───── RECORDS SHOWN ─────

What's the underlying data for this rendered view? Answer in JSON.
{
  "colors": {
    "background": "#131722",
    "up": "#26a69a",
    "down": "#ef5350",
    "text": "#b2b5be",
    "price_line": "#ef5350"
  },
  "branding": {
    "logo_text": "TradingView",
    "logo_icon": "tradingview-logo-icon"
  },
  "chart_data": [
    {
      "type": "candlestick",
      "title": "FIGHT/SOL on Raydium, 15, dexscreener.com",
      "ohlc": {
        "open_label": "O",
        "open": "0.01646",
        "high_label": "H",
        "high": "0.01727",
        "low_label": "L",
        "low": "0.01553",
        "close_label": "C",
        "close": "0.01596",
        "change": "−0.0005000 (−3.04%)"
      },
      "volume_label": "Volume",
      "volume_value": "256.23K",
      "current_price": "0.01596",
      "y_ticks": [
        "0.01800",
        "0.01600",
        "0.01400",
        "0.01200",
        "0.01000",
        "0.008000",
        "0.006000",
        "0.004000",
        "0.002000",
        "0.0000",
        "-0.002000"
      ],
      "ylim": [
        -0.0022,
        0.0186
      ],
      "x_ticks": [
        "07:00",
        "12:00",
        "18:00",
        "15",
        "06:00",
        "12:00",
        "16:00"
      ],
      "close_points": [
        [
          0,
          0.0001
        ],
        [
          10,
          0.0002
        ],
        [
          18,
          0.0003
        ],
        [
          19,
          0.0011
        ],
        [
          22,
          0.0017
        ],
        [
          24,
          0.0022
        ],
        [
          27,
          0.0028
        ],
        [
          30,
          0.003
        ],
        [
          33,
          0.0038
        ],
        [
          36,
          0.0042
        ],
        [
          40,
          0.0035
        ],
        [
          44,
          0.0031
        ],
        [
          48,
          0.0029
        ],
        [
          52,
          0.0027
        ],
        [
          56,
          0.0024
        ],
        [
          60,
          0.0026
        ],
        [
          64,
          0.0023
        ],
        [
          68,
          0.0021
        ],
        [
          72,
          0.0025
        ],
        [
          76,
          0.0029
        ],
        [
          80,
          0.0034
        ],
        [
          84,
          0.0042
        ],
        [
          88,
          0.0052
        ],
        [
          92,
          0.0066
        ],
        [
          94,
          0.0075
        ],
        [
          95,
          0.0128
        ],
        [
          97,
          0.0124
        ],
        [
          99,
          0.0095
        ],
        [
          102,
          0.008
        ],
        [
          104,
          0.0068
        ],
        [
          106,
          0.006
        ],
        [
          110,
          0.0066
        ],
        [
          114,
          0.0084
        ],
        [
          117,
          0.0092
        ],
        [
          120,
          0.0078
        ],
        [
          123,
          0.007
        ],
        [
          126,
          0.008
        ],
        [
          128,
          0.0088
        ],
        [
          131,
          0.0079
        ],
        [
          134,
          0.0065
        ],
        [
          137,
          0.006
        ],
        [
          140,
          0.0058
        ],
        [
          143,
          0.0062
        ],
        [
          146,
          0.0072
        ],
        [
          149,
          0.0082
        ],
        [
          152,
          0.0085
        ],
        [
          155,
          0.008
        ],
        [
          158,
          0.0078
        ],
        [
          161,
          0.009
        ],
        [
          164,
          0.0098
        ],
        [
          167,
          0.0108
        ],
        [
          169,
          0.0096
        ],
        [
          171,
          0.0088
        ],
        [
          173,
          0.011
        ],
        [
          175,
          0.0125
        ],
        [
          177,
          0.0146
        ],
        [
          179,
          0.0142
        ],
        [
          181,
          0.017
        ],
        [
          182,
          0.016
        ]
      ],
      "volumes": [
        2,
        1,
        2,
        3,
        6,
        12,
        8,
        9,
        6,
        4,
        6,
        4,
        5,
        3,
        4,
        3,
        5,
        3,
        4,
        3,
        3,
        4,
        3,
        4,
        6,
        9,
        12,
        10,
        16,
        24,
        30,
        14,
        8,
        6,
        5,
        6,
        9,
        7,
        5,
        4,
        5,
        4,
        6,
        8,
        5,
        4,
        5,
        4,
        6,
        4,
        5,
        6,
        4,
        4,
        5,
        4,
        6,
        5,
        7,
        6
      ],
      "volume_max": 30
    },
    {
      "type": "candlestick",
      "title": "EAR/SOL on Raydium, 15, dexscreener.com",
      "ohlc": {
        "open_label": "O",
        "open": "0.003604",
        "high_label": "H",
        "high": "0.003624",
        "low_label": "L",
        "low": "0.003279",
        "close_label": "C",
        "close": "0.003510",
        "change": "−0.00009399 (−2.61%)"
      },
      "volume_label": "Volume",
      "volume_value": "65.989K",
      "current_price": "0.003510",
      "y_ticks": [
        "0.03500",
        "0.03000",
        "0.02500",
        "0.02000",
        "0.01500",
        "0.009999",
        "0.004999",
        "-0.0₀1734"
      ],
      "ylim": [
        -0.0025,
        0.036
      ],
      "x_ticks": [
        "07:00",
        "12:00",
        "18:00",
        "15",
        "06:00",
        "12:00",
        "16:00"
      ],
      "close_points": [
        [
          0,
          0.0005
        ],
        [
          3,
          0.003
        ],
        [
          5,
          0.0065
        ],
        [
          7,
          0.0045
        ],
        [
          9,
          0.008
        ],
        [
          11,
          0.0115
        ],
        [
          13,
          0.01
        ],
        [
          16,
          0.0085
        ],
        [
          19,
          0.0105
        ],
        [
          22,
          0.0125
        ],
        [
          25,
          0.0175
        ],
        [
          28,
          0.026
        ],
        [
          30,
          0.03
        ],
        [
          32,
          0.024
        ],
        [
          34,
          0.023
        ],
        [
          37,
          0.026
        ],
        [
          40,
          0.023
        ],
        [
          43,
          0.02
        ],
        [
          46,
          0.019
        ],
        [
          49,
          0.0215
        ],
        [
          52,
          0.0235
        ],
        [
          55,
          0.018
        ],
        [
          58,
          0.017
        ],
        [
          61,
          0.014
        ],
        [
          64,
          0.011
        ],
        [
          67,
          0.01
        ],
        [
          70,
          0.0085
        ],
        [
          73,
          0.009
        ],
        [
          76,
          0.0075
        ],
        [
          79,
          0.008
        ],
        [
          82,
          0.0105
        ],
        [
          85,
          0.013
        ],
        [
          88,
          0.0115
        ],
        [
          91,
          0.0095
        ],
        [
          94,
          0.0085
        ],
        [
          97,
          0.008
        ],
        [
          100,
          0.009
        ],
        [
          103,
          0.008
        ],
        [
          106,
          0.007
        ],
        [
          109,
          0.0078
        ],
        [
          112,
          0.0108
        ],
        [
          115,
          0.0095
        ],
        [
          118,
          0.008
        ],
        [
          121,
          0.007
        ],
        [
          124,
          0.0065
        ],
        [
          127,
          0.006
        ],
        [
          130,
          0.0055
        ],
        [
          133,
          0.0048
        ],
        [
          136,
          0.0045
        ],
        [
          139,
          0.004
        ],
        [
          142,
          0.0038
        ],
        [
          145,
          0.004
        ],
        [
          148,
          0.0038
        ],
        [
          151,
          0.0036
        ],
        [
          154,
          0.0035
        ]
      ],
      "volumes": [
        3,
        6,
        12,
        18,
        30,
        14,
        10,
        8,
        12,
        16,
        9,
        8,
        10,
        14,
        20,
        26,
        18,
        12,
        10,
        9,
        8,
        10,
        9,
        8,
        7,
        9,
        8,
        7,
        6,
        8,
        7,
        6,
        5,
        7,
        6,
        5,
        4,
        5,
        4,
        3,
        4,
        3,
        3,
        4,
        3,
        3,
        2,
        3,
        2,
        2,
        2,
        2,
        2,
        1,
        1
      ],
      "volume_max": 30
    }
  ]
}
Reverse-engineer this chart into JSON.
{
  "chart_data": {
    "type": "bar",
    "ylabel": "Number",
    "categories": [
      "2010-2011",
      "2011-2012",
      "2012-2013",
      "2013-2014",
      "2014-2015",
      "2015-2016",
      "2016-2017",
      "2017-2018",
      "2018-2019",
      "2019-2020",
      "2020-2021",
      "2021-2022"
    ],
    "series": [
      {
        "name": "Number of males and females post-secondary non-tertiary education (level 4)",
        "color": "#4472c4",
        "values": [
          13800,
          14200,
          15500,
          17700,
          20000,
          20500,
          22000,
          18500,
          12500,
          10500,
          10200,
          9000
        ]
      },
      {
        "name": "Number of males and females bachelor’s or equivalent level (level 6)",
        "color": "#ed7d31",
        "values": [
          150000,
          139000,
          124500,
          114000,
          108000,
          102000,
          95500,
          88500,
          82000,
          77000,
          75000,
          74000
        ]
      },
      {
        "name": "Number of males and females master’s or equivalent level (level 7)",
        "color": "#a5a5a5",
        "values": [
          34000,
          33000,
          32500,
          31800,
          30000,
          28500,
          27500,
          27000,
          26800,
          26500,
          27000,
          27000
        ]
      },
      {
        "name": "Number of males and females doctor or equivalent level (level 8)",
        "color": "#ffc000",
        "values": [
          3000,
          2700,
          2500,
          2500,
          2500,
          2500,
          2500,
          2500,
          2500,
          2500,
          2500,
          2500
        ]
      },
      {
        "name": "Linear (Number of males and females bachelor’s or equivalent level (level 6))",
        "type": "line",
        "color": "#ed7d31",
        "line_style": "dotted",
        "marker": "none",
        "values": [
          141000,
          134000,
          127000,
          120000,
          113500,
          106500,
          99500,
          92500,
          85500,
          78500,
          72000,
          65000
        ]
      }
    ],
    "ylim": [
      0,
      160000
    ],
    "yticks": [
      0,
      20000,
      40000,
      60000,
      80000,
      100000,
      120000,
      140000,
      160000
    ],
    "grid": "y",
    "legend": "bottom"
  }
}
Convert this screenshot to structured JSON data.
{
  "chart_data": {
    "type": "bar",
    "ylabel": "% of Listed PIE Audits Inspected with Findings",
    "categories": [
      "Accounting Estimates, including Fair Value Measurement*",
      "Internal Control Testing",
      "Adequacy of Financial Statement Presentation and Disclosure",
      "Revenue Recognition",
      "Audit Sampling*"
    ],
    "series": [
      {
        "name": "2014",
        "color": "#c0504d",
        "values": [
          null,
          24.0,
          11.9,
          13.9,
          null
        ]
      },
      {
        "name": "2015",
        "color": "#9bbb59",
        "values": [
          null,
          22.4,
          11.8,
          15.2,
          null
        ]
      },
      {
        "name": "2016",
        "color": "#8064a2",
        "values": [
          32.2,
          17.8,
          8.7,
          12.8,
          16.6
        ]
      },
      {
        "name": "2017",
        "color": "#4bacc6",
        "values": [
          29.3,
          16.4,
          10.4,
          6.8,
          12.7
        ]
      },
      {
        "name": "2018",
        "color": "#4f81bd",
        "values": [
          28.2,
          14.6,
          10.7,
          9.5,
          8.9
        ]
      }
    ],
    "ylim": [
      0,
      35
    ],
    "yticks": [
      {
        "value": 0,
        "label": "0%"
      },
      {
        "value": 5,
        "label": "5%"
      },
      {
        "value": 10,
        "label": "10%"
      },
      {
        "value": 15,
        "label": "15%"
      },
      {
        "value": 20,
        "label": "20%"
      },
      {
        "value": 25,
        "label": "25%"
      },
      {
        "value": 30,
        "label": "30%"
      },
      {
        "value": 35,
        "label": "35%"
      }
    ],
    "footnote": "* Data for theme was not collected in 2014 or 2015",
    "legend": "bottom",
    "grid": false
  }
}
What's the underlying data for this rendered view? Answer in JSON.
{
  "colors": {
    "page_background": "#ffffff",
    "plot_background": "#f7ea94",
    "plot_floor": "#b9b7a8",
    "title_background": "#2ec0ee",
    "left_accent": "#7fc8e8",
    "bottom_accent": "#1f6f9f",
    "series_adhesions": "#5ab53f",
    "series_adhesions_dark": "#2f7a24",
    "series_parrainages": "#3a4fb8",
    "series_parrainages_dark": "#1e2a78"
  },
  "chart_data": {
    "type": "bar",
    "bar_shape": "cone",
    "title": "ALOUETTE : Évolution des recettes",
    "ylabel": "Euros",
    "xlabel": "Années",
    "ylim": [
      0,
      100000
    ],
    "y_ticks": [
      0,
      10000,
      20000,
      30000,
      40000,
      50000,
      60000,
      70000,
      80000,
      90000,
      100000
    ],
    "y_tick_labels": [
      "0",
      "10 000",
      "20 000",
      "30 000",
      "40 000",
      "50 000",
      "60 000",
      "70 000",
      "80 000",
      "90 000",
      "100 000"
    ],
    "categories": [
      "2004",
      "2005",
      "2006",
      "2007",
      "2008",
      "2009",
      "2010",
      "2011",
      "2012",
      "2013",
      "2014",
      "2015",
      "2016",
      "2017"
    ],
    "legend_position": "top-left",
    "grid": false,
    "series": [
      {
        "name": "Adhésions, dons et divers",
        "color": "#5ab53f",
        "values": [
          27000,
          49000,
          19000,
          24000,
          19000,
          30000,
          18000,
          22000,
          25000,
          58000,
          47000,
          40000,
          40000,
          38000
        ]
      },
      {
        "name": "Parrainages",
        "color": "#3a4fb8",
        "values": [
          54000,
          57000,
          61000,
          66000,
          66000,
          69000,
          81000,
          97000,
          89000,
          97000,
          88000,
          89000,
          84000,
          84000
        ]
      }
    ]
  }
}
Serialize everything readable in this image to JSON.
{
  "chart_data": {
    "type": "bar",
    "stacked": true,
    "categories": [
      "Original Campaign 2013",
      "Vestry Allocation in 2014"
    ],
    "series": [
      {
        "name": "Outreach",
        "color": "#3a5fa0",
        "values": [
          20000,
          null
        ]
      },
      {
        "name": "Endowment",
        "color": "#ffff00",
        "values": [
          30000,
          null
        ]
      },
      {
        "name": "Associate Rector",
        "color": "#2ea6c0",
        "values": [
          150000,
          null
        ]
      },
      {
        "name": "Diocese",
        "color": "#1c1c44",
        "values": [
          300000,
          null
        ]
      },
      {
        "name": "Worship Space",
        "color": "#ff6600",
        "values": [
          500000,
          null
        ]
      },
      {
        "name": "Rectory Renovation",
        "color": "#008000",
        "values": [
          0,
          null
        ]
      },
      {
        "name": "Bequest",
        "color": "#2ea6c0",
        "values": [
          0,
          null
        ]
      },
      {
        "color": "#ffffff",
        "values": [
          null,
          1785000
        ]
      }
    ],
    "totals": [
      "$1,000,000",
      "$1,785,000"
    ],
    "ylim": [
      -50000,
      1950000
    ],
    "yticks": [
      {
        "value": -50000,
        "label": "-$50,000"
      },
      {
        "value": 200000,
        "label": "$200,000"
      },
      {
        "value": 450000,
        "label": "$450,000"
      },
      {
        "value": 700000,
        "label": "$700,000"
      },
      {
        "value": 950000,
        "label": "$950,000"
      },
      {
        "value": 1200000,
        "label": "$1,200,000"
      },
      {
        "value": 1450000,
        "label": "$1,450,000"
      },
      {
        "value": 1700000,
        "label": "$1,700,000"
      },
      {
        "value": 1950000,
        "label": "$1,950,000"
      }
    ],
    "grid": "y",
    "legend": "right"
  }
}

─────

Among the lines of the data above, count those holding "Raydium" and state only the number.

2